WHAT TO PRODUCE: Write the entries out again exactly as they stand, but without the pictures.

PROVIDED ENTRIES:
--*--
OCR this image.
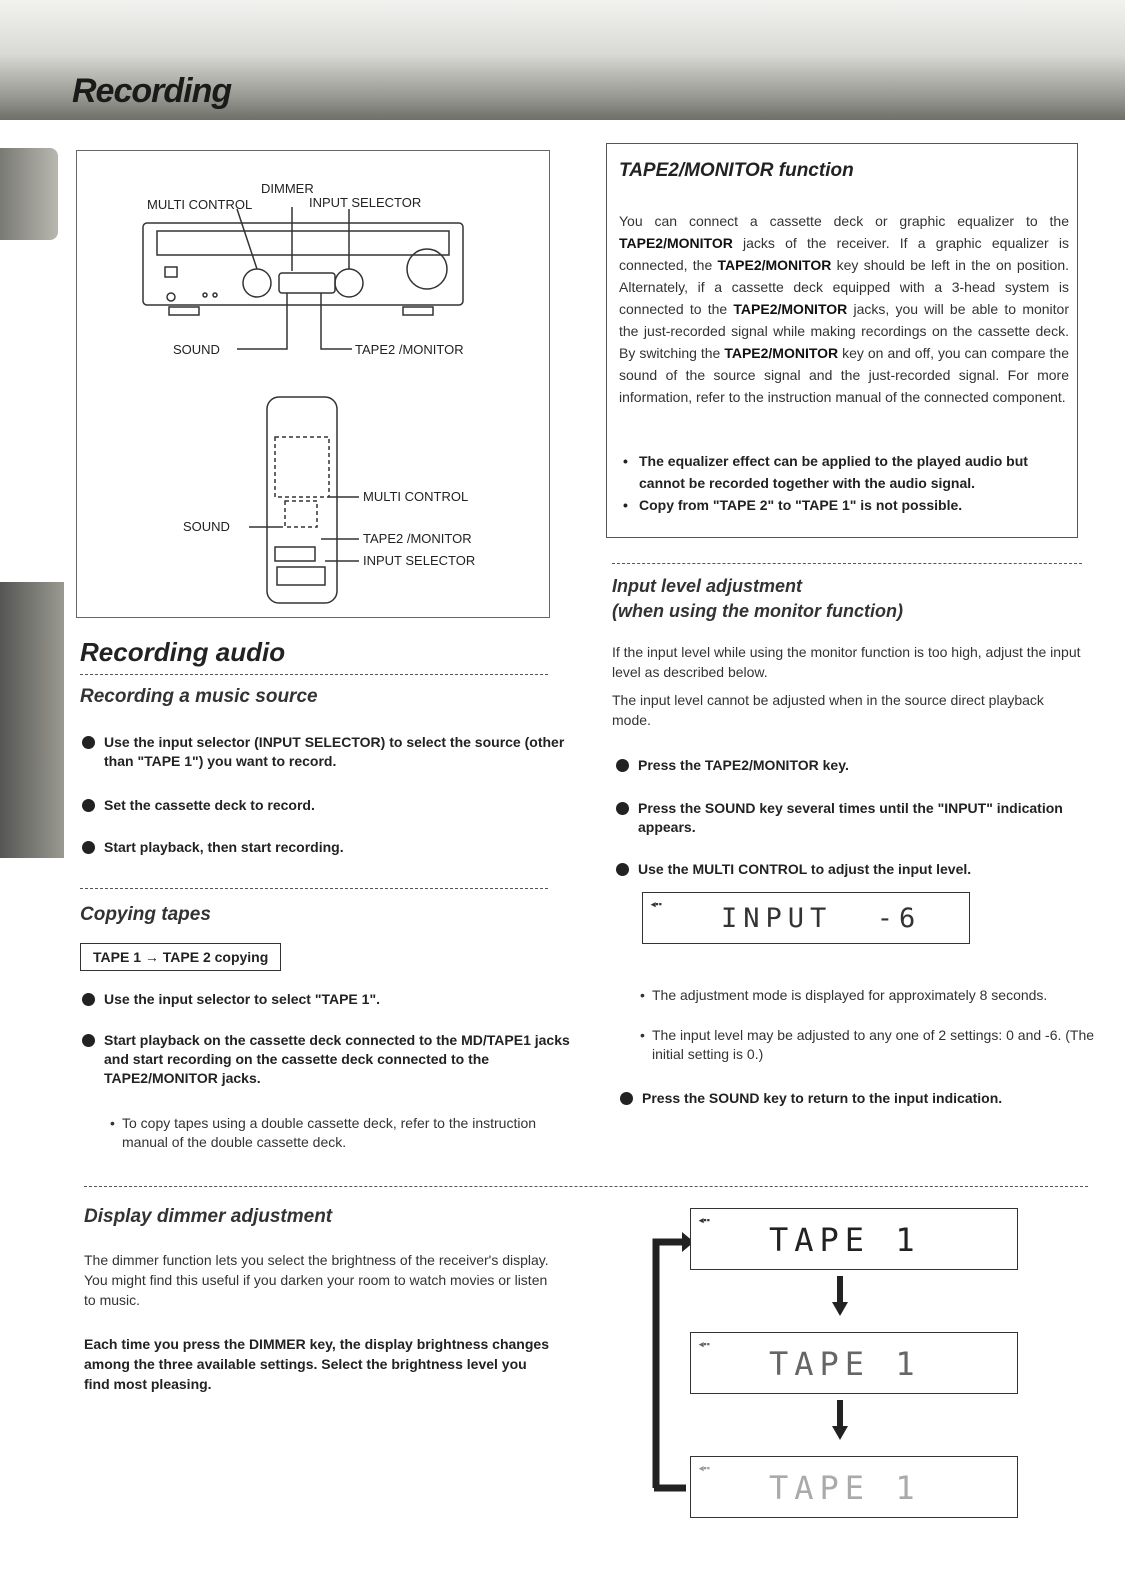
Recording
DIMMER
MULTI CONTROL	INPUT SELECTOR
SOUND	TAPE2 /MONITOR
MULTI CONTROL
SOUND
TAPE2 /MONITOR
INPUT SELECTOR
Recording audio
Recording a music source
Use the input selector (INPUT SELECTOR) to select the source (other than "TAPE 1") you want to record.
Set the cassette deck to record.
Start playback, then start recording.
Copying tapes
TAPE 1 → TAPE 2 copying
Use the input selector to select "TAPE 1".
Start playback on the cassette deck connected to the MD/TAPE1 jacks and start recording on the cassette deck connected to the TAPE2/MONITOR jacks.
• To copy tapes using a double cassette deck, refer to the instruction manual of the double cassette deck.
TAPE2/MONITOR function
You can connect a cassette deck or graphic equalizer to the TAPE2/MONITOR jacks of the receiver. If a graphic equalizer is connected, the TAPE2/MONITOR key should be left in the on position. Alternately, if a cassette deck equipped with a 3-head system is connected to the TAPE2/MONITOR jacks, you will be able to monitor the just-recorded signal while making recordings on the cassette deck. By switching the TAPE2/MONITOR key on and off, you can compare the sound of the source signal and the just-recorded signal. For more information, refer to the instruction manual of the connected component.
• The equalizer effect can be applied to the played audio but cannot be recorded together with the audio signal.
• Copy from "TAPE 2" to "TAPE 1" is not possible.
Input level adjustment
(when using the monitor function)
If the input level while using the monitor function is too high, adjust the input level as described below.
The input level cannot be adjusted when in the source direct playback mode.
Press the TAPE2/MONITOR key.
Press the SOUND key several times until the "INPUT" indication appears.
Use the MULTI CONTROL to adjust the input level.
◂▪▪ INPUT  -6
• The adjustment mode is displayed for approximately 8 seconds.
• The input level may be adjusted to any one of 2 settings: 0 and -6. (The initial setting is 0.)
Press the SOUND key to return to the input indication.
Display dimmer adjustment
The dimmer function lets you select the brightness of the receiver's display. You might find this useful if you darken your room to watch movies or listen to music.
Each time you press the DIMMER key, the display brightness changes among the three available settings. Select the brightness level you find most pleasing.
◂▪▪
TAPE 1
◂▪▪
TAPE 1
◂▪▪
TAPE 1
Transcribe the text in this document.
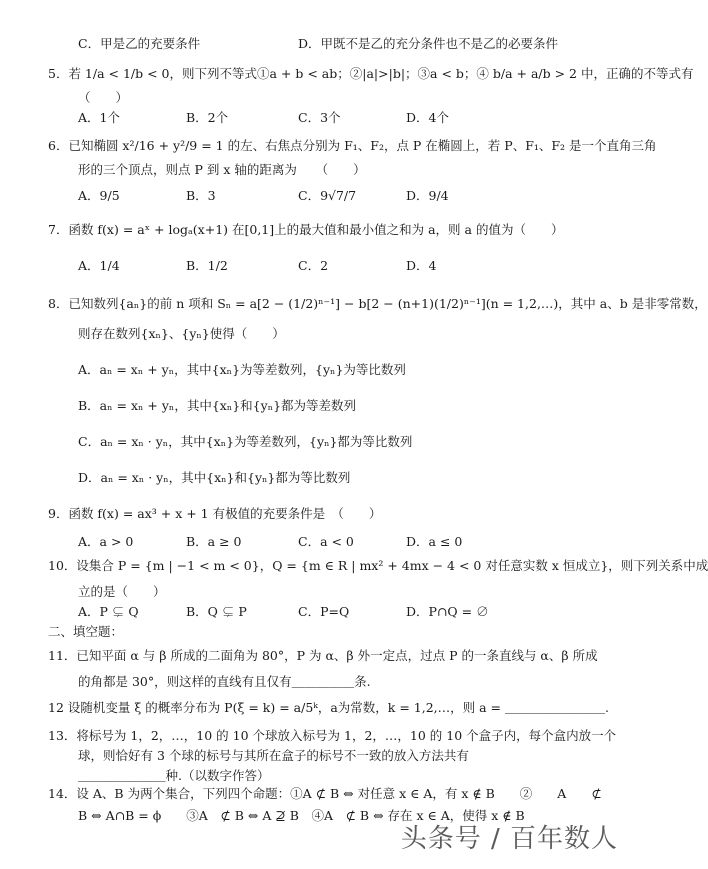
C．甲是乙的充要条件	D．甲既不是乙的充分条件也不是乙的必要条件
5．若 1/a < 1/b < 0，则下列不等式①a + b < ab；②|a|>|b|；③a < b；④ b/a + a/b > 2 中，正确的不等式有
（　　）
A．1个	B．2个	C．3个	D．4个
6．已知椭圆 x²/16 + y²/9 = 1 的左、右焦点分别为 F₁、F₂，点 P 在椭圆上，若 P、F₁、F₂ 是一个直角三角
形的三个顶点，则点 P 到 x 轴的距离为　　（　　）
A．9/5	B．3	C．9√7/7	D．9/4
7．函数 f(x) = aˣ + logₐ(x+1) 在[0,1]上的最大值和最小值之和为 a，则 a 的值为（　　）
A．1/4	B．1/2	C．2	D．4
8．已知数列{aₙ}的前 n 项和 Sₙ = a[2 − (1/2)ⁿ⁻¹] − b[2 − (n+1)(1/2)ⁿ⁻¹](n = 1,2,…)，其中 a、b 是非零常数，
则存在数列{xₙ}、{yₙ}使得（　　）
A．aₙ = xₙ + yₙ，其中{xₙ}为等差数列，{yₙ}为等比数列
B．aₙ = xₙ + yₙ，其中{xₙ}和{yₙ}都为等差数列
C．aₙ = xₙ · yₙ，其中{xₙ}为等差数列，{yₙ}都为等比数列
D．aₙ = xₙ · yₙ，其中{xₙ}和{yₙ}都为等比数列
9．函数 f(x) = ax³ + x + 1 有极值的充要条件是　（　　）
A．a > 0	B．a ≥ 0	C．a < 0	D．a ≤ 0
10．设集合 P = {m | −1 < m < 0}，Q = {m ∈ R | mx² + 4mx − 4 < 0 对任意实数 x 恒成立}，则下列关系中成
立的是（　　）
A．P ⊊ Q	B．Q ⊊ P	C．P=Q	D．P∩Q = ∅
二、填空题：
11．已知平面 α 与 β 所成的二面角为 80°，P 为 α、β 外一定点，过点 P 的一条直线与 α、β 所成
的角都是 30°，则这样的直线有且仅有＿＿＿＿＿条.
12 设随机变量 ξ 的概率分布为 P(ξ = k) = a/5ᵏ，a为常数，k = 1,2,…，则 a = ＿＿＿＿＿＿＿＿.
13．将标号为 1，2，…，10 的 10 个球放入标号为 1，2，…，10 的 10 个盒子内，每个盒内放一个
球，则恰好有 3 个球的标号与其所在盒子的标号不一致的放入方法共有
＿＿＿＿＿＿＿种.（以数字作答）
14．设 A、B 为两个集合，下列四个命题：①A ⊄ B ⇔ 对任意 x ∈ A，有 x ∉ B　　②　　A　　⊄
B ⇔ A∩B = ϕ　　③A　⊄ B ⇔ A ⊉ B　④A　⊄ B ⇔ 存在 x ∈ A，使得 x ∉ B
头条号 / 百年数人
--*--
RESULT FOR THIS EXERCISE:
OCR this image.
Recording
DIMMER
MULTI CONTROL	INPUT SELECTOR
SOUND	TAPE2 /MONITOR
MULTI CONTROL
SOUND
TAPE2 /MONITOR
INPUT SELECTOR
Recording audio
Recording a music source
Use the input selector (INPUT SELECTOR) to select the source (other than "TAPE 1") you want to record.
Set the cassette deck to record.
Start playback, then start recording.
Copying tapes
TAPE 1 → TAPE 2 copying
Use the input selector to select "TAPE 1".
Start playback on the cassette deck connected to the MD/TAPE1 jacks and start recording on the cassette deck connected to the TAPE2/MONITOR jacks.
• To copy tapes using a double cassette deck, refer to the instruction manual of the double cassette deck.
TAPE2/MONITOR function
You can connect a cassette deck or graphic equalizer to the TAPE2/MONITOR jacks of the receiver. If a graphic equalizer is connected, the TAPE2/MONITOR key should be left in the on position. Alternately, if a cassette deck equipped with a 3-head system is connected to the TAPE2/MONITOR jacks, you will be able to monitor the just-recorded signal while making recordings on the cassette deck. By switching the TAPE2/MONITOR key on and off, you can compare the sound of the source signal and the just-recorded signal. For more information, refer to the instruction manual of the connected component.
• The equalizer effect can be applied to the played audio but cannot be recorded together with the audio signal.
• Copy from "TAPE 2" to "TAPE 1" is not possible.
Input level adjustment
(when using the monitor function)
If the input level while using the monitor function is too high, adjust the input level as described below.
The input level cannot be adjusted when in the source direct playback mode.
Press the TAPE2/MONITOR key.
Press the SOUND key several times until the "INPUT" indication appears.
Use the MULTI CONTROL to adjust the input level.
◂▪▪ INPUT  -6
• The adjustment mode is displayed for approximately 8 seconds.
• The input level may be adjusted to any one of 2 settings: 0 and -6. (The initial setting is 0.)
Press the SOUND key to return to the input indication.
Display dimmer adjustment
The dimmer function lets you select the brightness of the receiver's display. You might find this useful if you darken your room to watch movies or listen to music.
Each time you press the DIMMER key, the display brightness changes among the three available settings. Select the brightness level you find most pleasing.
◂▪▪
TAPE 1
◂▪▪
TAPE 1
◂▪▪
TAPE 1
Transcribe the text in this document.
C．甲是乙的充要条件	D．甲既不是乙的充分条件也不是乙的必要条件
5．若 1/a < 1/b < 0，则下列不等式①a + b < ab；②|a|>|b|；③a < b；④ b/a + a/b > 2 中，正确的不等式有
（　　）
A．1个	B．2个	C．3个	D．4个
6．已知椭圆 x²/16 + y²/9 = 1 的左、右焦点分别为 F₁、F₂，点 P 在椭圆上，若 P、F₁、F₂ 是一个直角三角
形的三个顶点，则点 P 到 x 轴的距离为　　（　　）
A．9/5	B．3	C．9√7/7	D．9/4
7．函数 f(x) = aˣ + logₐ(x+1) 在[0,1]上的最大值和最小值之和为 a，则 a 的值为（　　）
A．1/4	B．1/2	C．2	D．4
8．已知数列{aₙ}的前 n 项和 Sₙ = a[2 − (1/2)ⁿ⁻¹] − b[2 − (n+1)(1/2)ⁿ⁻¹](n = 1,2,…)，其中 a、b 是非零常数，
则存在数列{xₙ}、{yₙ}使得（　　）
A．aₙ = xₙ + yₙ，其中{xₙ}为等差数列，{yₙ}为等比数列
B．aₙ = xₙ + yₙ，其中{xₙ}和{yₙ}都为等差数列
C．aₙ = xₙ · yₙ，其中{xₙ}为等差数列，{yₙ}都为等比数列
D．aₙ = xₙ · yₙ，其中{xₙ}和{yₙ}都为等比数列
9．函数 f(x) = ax³ + x + 1 有极值的充要条件是　（　　）
A．a > 0	B．a ≥ 0	C．a < 0	D．a ≤ 0
10．设集合 P = {m | −1 < m < 0}，Q = {m ∈ R | mx² + 4mx − 4 < 0 对任意实数 x 恒成立}，则下列关系中成
立的是（　　）
A．P ⊊ Q	B．Q ⊊ P	C．P=Q	D．P∩Q = ∅
二、填空题：
11．已知平面 α 与 β 所成的二面角为 80°，P 为 α、β 外一定点，过点 P 的一条直线与 α、β 所成
的角都是 30°，则这样的直线有且仅有＿＿＿＿＿条.
12 设随机变量 ξ 的概率分布为 P(ξ = k) = a/5ᵏ，a为常数，k = 1,2,…，则 a = ＿＿＿＿＿＿＿＿.
13．将标号为 1，2，…，10 的 10 个球放入标号为 1，2，…，10 的 10 个盒子内，每个盒内放一个
球，则恰好有 3 个球的标号与其所在盒子的标号不一致的放入方法共有
＿＿＿＿＿＿＿种.（以数字作答）
14．设 A、B 为两个集合，下列四个命题：①A ⊄ B ⇔ 对任意 x ∈ A，有 x ∉ B　　②　　A　　⊄
B ⇔ A∩B = ϕ　　③A　⊄ B ⇔ A ⊉ B　④A　⊄ B ⇔ 存在 x ∈ A，使得 x ∉ B
头条号 / 百年数人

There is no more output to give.